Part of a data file
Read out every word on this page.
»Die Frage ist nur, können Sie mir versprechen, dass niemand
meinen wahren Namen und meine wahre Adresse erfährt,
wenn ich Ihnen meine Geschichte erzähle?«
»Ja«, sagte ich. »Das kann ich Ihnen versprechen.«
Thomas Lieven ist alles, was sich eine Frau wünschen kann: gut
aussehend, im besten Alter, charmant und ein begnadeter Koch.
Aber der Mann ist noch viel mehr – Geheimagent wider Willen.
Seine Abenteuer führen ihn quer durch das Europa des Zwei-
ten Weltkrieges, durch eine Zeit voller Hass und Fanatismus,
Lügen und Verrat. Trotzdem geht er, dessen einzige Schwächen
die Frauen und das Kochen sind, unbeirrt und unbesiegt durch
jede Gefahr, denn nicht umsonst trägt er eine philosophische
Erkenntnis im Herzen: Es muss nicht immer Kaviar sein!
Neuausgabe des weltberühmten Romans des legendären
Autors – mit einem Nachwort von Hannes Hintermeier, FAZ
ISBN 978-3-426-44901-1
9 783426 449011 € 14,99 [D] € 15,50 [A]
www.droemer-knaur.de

Task | Please reproduce the entire listing, exactly as shown.

Finished answer |
Read out every word on this page.
»Die Frage ist nur, können Sie mir versprechen, dass niemand
meinen wahren Namen und meine wahre Adresse erfährt,
wenn ich Ihnen meine Geschichte erzähle?«
»Ja«, sagte ich. »Das kann ich Ihnen versprechen.«
Thomas Lieven ist alles, was sich eine Frau wünschen kann: gut
aussehend, im besten Alter, charmant und ein begnadeter Koch.
Aber der Mann ist noch viel mehr – Geheimagent wider Willen.
Seine Abenteuer führen ihn quer durch das Europa des Zwei-
ten Weltkrieges, durch eine Zeit voller Hass und Fanatismus,
Lügen und Verrat. Trotzdem geht er, dessen einzige Schwächen
die Frauen und das Kochen sind, unbeirrt und unbesiegt durch
jede Gefahr, denn nicht umsonst trägt er eine philosophische
Erkenntnis im Herzen: Es muss nicht immer Kaviar sein!
Neuausgabe des weltberühmten Romans des legendären
Autors – mit einem Nachwort von Hannes Hintermeier, FAZ
ISBN 978-3-426-44901-1
9 783426 449011 € 14,99 [D] € 15,50 [A]
www.droemer-knaur.de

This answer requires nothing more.